┌──

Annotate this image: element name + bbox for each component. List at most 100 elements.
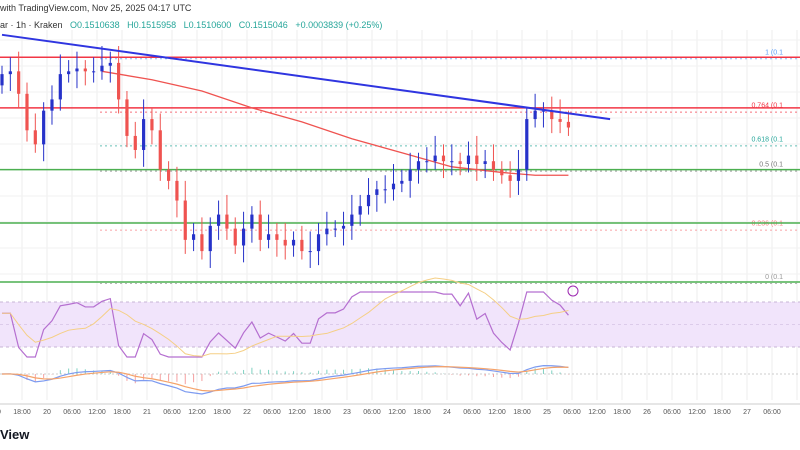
candle-body [550,110,554,120]
time-tick-label: 20 [43,409,51,416]
time-tick-label: 06:00 [263,409,281,416]
candle-body [133,135,137,150]
moving-average-line [101,70,569,176]
time-tick-label: 18:00 [13,409,31,416]
candle-body [341,225,346,229]
candle-body [50,99,54,111]
candle-body [83,68,87,72]
time-tick-label: 21 [143,409,151,416]
price-chart[interactable]: 1 (0.1 0.764 (0.1 0.618 (0.1 0.5 (0.1 0.236 … [0,0,800,420]
time-tick-label: 06:00 [63,409,81,416]
time-tick-label: 24 [443,409,451,416]
candle-body [191,234,196,240]
candle-body [466,155,471,165]
symbol-legend: ar · 1h · Kraken O0.1510638 H0.1515958 L… [0,20,387,30]
candle-body [100,65,104,72]
candle-body [167,169,171,181]
high-value: H0.1515958 [127,20,177,30]
candle-body [200,234,204,252]
candle-body [275,234,279,240]
symbol-label: ar · 1h · Kraken [0,20,63,30]
tradingview-logo: View [0,427,30,442]
time-tick-label: 18:00 [213,409,231,416]
time-tick-label: 06:00 [163,409,181,416]
rsi-ma-line [2,277,569,357]
candle-body [208,225,212,252]
candle-body [375,189,379,195]
candle-body [333,228,337,230]
candle-body [408,169,412,181]
candle-body [533,110,537,120]
candle-body [508,175,512,181]
candle-body [108,62,112,66]
published-caption: with TradingView.com, Nov 25, 2025 04:17… [0,3,192,13]
change-value: +0.0003839 (+0.25%) [295,20,383,30]
candle-body [325,228,329,235]
candle-body [17,71,21,94]
candle-body [216,214,221,226]
fib-label: 0.236 (0.1 [751,221,783,228]
time-tick-label: 18:00 [513,409,531,416]
macd-signal-line [1,366,569,392]
candle-body [142,119,146,150]
candle-body [175,180,179,201]
candle-body [266,234,271,240]
candle-body [425,161,429,163]
candle-body [525,119,529,170]
time-tick-label: 12:00 [288,409,306,416]
time-tick-label: 12:00 [688,409,706,416]
time-tick-label: 18:00 [113,409,131,416]
candle-body [150,119,154,131]
fib-label: 0.764 (0.1 [751,103,783,110]
candle-body [33,130,37,145]
time-tick-label: 26 [643,409,651,416]
candle-body [558,119,562,122]
candle-body [516,169,521,181]
time-tick-label: 27 [743,409,751,416]
candle-body [433,155,437,162]
time-tick-label: 06:00 [363,409,381,416]
close-value: C0.1515046 [238,20,288,30]
time-tick-label: 06:00 [663,409,681,416]
time-tick-label: 06:00 [563,409,581,416]
candle-body [566,121,571,128]
candle-body [258,214,262,240]
time-tick-label: 18:00 [713,409,731,416]
candle-body [67,71,71,75]
candle-body [358,206,362,215]
candle-body [350,214,354,226]
macd-line [1,365,569,395]
candle-body [225,214,229,229]
candle-body [241,228,246,246]
candle-body [491,161,496,170]
candle-body [117,62,121,100]
rsi-line [2,291,569,358]
time-tick-label: 06:00 [463,409,481,416]
candle-body [300,239,304,252]
time-tick-label: 12:00 [188,409,206,416]
candle-body [383,189,387,191]
candle-body [92,71,96,73]
candle-body [441,155,446,162]
time-tick-label: 25 [543,409,551,416]
candle-body [283,239,287,246]
time-tick-label: 12:00 [588,409,606,416]
candle-body [308,251,312,253]
candle-body [366,194,371,207]
candle-body [400,180,404,184]
time-tick-label: 22 [243,409,251,416]
candle-body [475,155,479,165]
candle-body [416,161,421,170]
time-tick-label: 12:00 [488,409,506,416]
candle-body [125,99,129,136]
trendline [1,33,611,121]
low-value: L0.1510600 [183,20,232,30]
candle-body [8,71,12,75]
candle-body [0,74,4,86]
alert-icon [567,285,579,297]
fib-label: 0.5 (0.1 [759,162,783,169]
candle-body [391,183,396,190]
candle-body [450,161,454,163]
candle-body [250,214,254,229]
time-tick-label: 00 [0,409,1,416]
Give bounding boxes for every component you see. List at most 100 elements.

└──

◆ 과제 설명: 위 목록 전체를 다시 쓰되 "time-tick-label"를 모두 "time-axis-label"로 바꾸고 나머지는 그대로 두시오. 그림은 답에 넣지 마시오.

◆ 과제 답안:
Annotate this image: element name + bbox for each component. List at most 100 elements.
candle-body [550,110,554,120]
time-axis-label: 20 [43,409,51,416]
time-axis-label: 06:00 [263,409,281,416]
candle-body [133,135,137,150]
moving-average-line [101,70,569,176]
time-axis-label: 18:00 [13,409,31,416]
candle-body [341,225,346,229]
candle-body [50,99,54,111]
candle-body [83,68,87,72]
time-axis-label: 21 [143,409,151,416]
price-chart[interactable]: 1 (0.1 0.764 (0.1 0.618 (0.1 0.5 (0.1 0.236 … [0,0,800,420]
time-axis-label: 06:00 [63,409,81,416]
time-axis-label: 24 [443,409,451,416]
candle-body [191,234,196,240]
candle-body [466,155,471,165]
symbol-legend: ar · 1h · Kraken O0.1510638 H0.1515958 L… [0,20,387,30]
candle-body [100,65,104,72]
candle-body [167,169,171,181]
high-value: H0.1515958 [127,20,177,30]
candle-body [200,234,204,252]
candle-body [275,234,279,240]
symbol-label: ar · 1h · Kraken [0,20,63,30]
tradingview-logo: View [0,427,30,442]
time-axis-label: 18:00 [213,409,231,416]
time-axis-label: 06:00 [163,409,181,416]
rsi-ma-line [2,277,569,357]
candle-body [208,225,212,252]
candle-body [375,189,379,195]
candle-body [333,228,337,230]
candle-body [408,169,412,181]
candle-body [533,110,537,120]
candle-body [508,175,512,181]
candle-body [108,62,112,66]
published-caption: with TradingView.com, Nov 25, 2025 04:17… [0,3,192,13]
change-value: +0.0003839 (+0.25%) [295,20,383,30]
candle-body [325,228,329,235]
candle-body [17,71,21,94]
candle-body [216,214,221,226]
fib-label: 0.236 (0.1 [751,221,783,228]
time-axis-label: 18:00 [513,409,531,416]
macd-signal-line [1,366,569,392]
candle-body [142,119,146,150]
candle-body [175,180,179,201]
candle-body [266,234,271,240]
candle-body [425,161,429,163]
candle-body [525,119,529,170]
time-axis-label: 12:00 [288,409,306,416]
time-axis-label: 12:00 [688,409,706,416]
time-axis-label: 18:00 [113,409,131,416]
candle-body [150,119,154,131]
fib-label: 0.764 (0.1 [751,103,783,110]
candle-body [33,130,37,145]
time-axis-label: 26 [643,409,651,416]
candle-body [558,119,562,122]
candle-body [516,169,521,181]
time-axis-label: 27 [743,409,751,416]
candle-body [433,155,437,162]
time-axis-label: 06:00 [363,409,381,416]
close-value: C0.1515046 [238,20,288,30]
time-axis-label: 06:00 [663,409,681,416]
time-axis-label: 06:00 [563,409,581,416]
candle-body [566,121,571,128]
candle-body [258,214,262,240]
time-axis-label: 18:00 [713,409,731,416]
candle-body [67,71,71,75]
candle-body [358,206,362,215]
candle-body [350,214,354,226]
macd-line [1,365,569,395]
candle-body [225,214,229,229]
candle-body [241,228,246,246]
candle-body [491,161,496,170]
candle-body [117,62,121,100]
rsi-line [2,291,569,358]
time-axis-label: 06:00 [463,409,481,416]
candle-body [300,239,304,252]
time-axis-label: 12:00 [188,409,206,416]
candle-body [383,189,387,191]
candle-body [92,71,96,73]
candle-body [441,155,446,162]
time-axis-label: 25 [543,409,551,416]
candle-body [283,239,287,246]
time-axis-label: 12:00 [588,409,606,416]
candle-body [308,251,312,253]
candle-body [366,194,371,207]
candle-body [400,180,404,184]
time-axis-label: 22 [243,409,251,416]
candle-body [475,155,479,165]
candle-body [416,161,421,170]
time-axis-label: 12:00 [488,409,506,416]
candle-body [125,99,129,136]
trendline [1,33,611,121]
low-value: L0.1510600 [183,20,232,30]
candle-body [8,71,12,75]
candle-body [0,74,4,86]
alert-icon [567,285,579,297]
fib-label: 0.5 (0.1 [759,162,783,169]
candle-body [391,183,396,190]
candle-body [450,161,454,163]
candle-body [250,214,254,229]
time-axis-label: 00 [0,409,1,416]
Give bounding boxes for every component you see. List at most 100 elements.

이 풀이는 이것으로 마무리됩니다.